§ **PROVIDED DATA**
[start]

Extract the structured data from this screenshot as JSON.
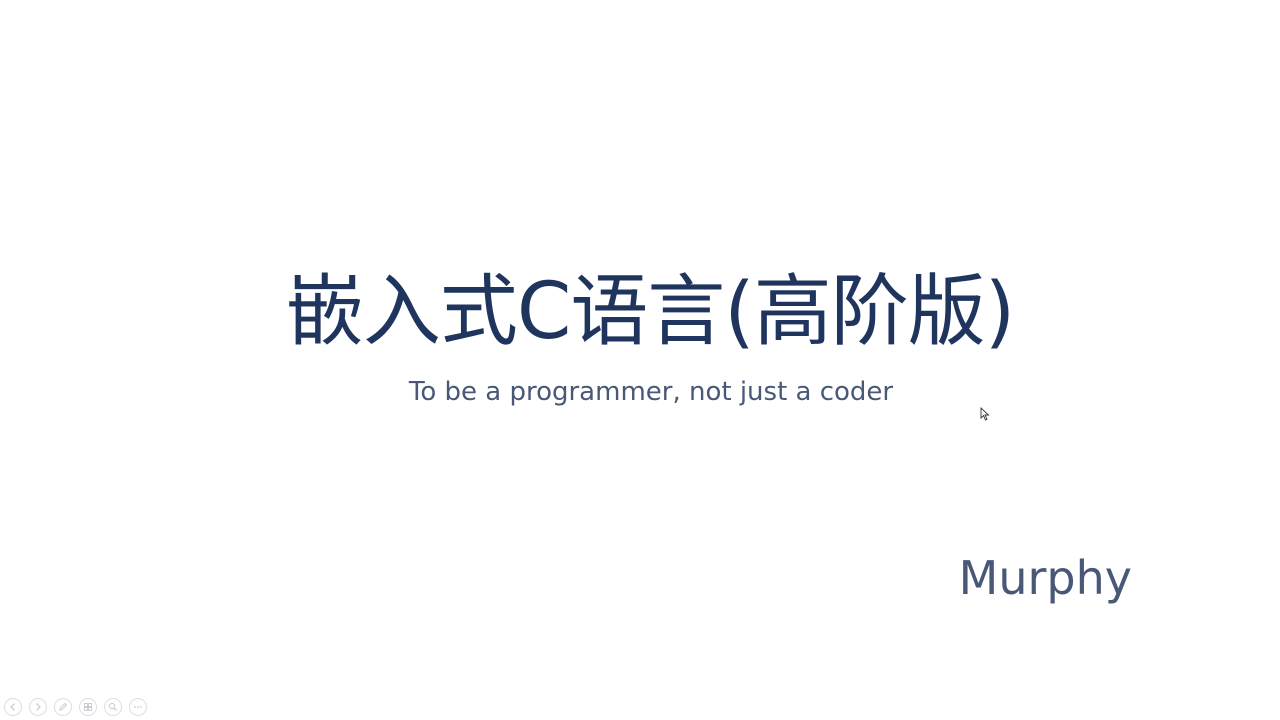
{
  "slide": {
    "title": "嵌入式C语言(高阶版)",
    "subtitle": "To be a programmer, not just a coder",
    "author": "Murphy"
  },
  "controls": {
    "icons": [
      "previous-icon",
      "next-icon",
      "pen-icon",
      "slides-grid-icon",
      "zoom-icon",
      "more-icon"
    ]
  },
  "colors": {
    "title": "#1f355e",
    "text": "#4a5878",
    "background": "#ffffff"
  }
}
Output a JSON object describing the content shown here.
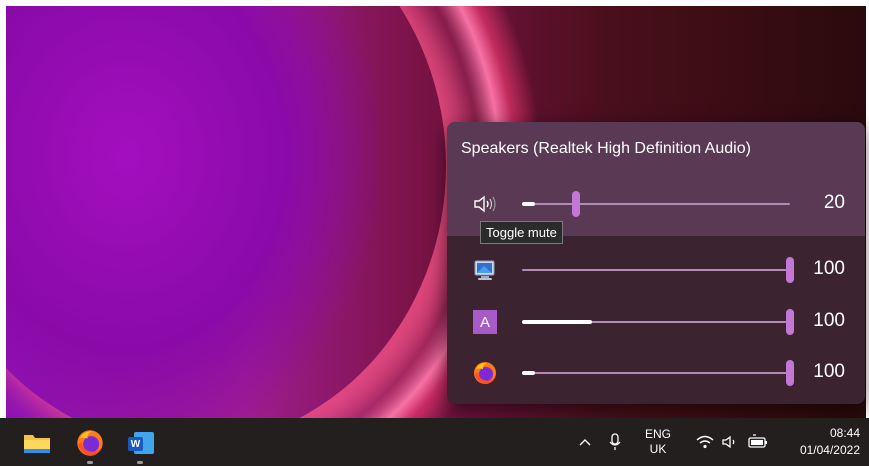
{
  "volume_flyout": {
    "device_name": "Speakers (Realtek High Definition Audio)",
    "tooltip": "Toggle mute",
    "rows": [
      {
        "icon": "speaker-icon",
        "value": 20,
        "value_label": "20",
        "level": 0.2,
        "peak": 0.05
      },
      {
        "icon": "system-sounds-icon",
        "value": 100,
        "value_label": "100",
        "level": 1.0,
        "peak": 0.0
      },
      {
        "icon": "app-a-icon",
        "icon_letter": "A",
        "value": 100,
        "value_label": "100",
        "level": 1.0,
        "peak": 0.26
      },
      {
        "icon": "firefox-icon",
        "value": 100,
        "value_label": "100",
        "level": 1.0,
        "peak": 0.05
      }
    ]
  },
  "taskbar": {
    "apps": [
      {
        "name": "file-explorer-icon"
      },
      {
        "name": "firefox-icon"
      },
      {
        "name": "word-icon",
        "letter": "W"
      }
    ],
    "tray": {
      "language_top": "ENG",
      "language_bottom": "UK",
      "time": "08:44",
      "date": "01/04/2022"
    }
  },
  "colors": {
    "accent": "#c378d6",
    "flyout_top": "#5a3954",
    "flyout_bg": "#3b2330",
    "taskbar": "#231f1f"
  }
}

[end]

§ **TASK**
List all lines where "JSON" occurs.

§ **FINAL RESULT**
Extract the structured data from this screenshot as JSON.
Output a JSON object describing the content shown here.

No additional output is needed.